* _Exercise objective_:
In the listing that follows, count each line containing the string "unit" and report only the count.
________
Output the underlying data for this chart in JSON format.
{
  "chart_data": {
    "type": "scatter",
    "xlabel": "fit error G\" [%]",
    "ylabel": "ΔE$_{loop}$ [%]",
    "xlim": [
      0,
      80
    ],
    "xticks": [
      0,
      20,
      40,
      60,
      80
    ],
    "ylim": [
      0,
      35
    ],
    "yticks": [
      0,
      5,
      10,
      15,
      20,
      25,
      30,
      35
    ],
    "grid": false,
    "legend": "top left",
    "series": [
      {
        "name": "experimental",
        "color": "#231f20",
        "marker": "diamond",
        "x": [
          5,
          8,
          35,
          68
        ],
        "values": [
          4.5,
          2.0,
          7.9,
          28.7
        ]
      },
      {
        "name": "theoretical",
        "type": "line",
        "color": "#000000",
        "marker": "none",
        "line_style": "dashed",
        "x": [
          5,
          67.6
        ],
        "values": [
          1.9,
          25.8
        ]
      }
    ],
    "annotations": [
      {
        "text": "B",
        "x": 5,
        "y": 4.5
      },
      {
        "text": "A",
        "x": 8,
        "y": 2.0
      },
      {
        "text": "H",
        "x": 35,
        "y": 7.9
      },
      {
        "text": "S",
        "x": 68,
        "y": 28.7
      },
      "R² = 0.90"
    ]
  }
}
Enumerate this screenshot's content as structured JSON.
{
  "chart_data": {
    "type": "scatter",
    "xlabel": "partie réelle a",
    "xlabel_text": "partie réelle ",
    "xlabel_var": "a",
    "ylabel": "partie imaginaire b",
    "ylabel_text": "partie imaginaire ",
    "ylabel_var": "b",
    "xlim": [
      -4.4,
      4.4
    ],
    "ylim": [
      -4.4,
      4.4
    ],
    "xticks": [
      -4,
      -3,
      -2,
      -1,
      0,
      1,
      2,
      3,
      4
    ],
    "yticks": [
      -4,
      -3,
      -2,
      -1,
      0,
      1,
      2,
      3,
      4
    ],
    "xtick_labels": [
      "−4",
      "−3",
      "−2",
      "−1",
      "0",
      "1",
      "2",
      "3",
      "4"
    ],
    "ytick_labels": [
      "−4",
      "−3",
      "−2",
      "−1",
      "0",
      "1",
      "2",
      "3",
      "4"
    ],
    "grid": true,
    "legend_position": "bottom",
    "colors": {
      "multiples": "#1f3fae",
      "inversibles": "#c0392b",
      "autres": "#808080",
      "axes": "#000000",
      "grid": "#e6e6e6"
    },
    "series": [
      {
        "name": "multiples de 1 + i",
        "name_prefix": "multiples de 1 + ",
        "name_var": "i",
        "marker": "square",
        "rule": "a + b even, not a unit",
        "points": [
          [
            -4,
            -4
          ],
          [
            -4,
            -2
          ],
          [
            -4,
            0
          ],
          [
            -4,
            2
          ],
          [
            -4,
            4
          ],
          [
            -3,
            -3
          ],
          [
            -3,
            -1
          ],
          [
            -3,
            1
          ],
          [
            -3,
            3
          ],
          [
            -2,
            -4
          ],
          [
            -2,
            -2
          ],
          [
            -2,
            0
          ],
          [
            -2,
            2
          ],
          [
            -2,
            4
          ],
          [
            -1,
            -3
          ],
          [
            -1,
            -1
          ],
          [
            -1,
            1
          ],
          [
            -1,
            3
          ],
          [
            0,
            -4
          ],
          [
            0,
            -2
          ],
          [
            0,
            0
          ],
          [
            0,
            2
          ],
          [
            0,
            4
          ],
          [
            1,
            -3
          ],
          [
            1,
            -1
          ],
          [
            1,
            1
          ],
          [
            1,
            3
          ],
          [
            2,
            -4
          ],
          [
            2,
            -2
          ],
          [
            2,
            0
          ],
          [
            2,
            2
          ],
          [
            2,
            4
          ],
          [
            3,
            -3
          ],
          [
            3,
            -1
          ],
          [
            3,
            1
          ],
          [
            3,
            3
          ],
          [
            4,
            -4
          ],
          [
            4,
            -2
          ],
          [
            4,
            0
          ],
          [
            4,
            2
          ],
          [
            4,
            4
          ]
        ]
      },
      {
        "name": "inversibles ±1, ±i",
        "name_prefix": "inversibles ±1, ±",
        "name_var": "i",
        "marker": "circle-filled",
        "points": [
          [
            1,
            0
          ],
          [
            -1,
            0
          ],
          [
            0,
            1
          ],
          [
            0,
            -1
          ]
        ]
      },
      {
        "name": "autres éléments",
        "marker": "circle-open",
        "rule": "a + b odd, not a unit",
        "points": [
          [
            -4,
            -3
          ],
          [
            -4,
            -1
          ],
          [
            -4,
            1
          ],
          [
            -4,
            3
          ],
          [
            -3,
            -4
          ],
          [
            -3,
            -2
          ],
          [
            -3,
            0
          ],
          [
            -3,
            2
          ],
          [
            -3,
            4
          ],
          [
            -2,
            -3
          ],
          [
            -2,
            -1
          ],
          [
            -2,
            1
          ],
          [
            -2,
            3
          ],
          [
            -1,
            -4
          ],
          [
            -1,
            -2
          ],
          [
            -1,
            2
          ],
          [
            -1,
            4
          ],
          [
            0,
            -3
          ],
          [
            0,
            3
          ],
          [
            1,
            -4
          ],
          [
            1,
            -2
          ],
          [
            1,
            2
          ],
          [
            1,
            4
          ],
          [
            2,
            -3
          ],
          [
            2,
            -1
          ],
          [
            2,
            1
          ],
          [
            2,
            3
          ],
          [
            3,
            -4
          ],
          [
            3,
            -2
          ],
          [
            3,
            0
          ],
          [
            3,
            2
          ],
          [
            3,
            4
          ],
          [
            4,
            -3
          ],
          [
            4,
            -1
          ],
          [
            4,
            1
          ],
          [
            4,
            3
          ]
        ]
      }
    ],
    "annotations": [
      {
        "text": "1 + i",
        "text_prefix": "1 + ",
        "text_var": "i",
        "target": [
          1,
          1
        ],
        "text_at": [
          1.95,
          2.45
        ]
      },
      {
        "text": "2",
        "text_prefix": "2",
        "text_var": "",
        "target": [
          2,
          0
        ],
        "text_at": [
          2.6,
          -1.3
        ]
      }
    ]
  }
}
________
* _Task solution_:
2